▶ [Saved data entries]

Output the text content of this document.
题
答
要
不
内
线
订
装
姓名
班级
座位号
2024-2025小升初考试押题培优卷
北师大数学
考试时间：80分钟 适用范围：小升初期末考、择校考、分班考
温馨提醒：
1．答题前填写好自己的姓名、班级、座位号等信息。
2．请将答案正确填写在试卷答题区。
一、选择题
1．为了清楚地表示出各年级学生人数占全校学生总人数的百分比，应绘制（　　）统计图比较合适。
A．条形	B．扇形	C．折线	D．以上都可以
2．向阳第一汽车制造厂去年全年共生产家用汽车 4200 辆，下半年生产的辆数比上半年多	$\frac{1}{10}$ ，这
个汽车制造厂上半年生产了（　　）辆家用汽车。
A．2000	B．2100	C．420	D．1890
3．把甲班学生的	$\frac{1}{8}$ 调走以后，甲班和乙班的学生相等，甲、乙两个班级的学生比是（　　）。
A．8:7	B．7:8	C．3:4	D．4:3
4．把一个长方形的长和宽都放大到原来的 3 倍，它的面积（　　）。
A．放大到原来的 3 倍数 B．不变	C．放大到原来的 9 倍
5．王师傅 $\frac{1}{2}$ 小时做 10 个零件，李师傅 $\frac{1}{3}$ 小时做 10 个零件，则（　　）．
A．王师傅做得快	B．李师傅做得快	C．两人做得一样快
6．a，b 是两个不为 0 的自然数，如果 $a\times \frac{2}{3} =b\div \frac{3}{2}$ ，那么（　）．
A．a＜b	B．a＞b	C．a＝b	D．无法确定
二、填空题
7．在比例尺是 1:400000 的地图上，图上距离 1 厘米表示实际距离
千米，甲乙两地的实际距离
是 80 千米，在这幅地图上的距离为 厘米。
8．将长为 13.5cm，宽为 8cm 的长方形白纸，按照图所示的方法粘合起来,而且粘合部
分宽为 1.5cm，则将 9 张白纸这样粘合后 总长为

▶ [YOUR INSTRUCTIONS] Retype the material in full. Each word must match.

▶ [REPLY TO THE EXERCISE]
Output the text content of this document.
题
答
要
不
内
线
订
装
姓名
班级
座位号
2024-2025小升初考试押题培优卷
北师大数学
考试时间：80分钟 适用范围：小升初期末考、择校考、分班考
温馨提醒：
1．答题前填写好自己的姓名、班级、座位号等信息。
2．请将答案正确填写在试卷答题区。
一、选择题
1．为了清楚地表示出各年级学生人数占全校学生总人数的百分比，应绘制（　　）统计图比较合适。
A．条形	B．扇形	C．折线	D．以上都可以
2．向阳第一汽车制造厂去年全年共生产家用汽车 4200 辆，下半年生产的辆数比上半年多	$\frac{1}{10}$ ，这
个汽车制造厂上半年生产了（　　）辆家用汽车。
A．2000	B．2100	C．420	D．1890
3．把甲班学生的	$\frac{1}{8}$ 调走以后，甲班和乙班的学生相等，甲、乙两个班级的学生比是（　　）。
A．8:7	B．7:8	C．3:4	D．4:3
4．把一个长方形的长和宽都放大到原来的 3 倍，它的面积（　　）。
A．放大到原来的 3 倍数 B．不变	C．放大到原来的 9 倍
5．王师傅 $\frac{1}{2}$ 小时做 10 个零件，李师傅 $\frac{1}{3}$ 小时做 10 个零件，则（　　）．
A．王师傅做得快	B．李师傅做得快	C．两人做得一样快
6．a，b 是两个不为 0 的自然数，如果 $a\times \frac{2}{3} =b\div \frac{3}{2}$ ，那么（　）．
A．a＜b	B．a＞b	C．a＝b	D．无法确定
二、填空题
7．在比例尺是 1:400000 的地图上，图上距离 1 厘米表示实际距离
千米，甲乙两地的实际距离
是 80 千米，在这幅地图上的距离为 厘米。
8．将长为 13.5cm，宽为 8cm 的长方形白纸，按照图所示的方法粘合起来,而且粘合部
分宽为 1.5cm，则将 9 张白纸这样粘合后 总长为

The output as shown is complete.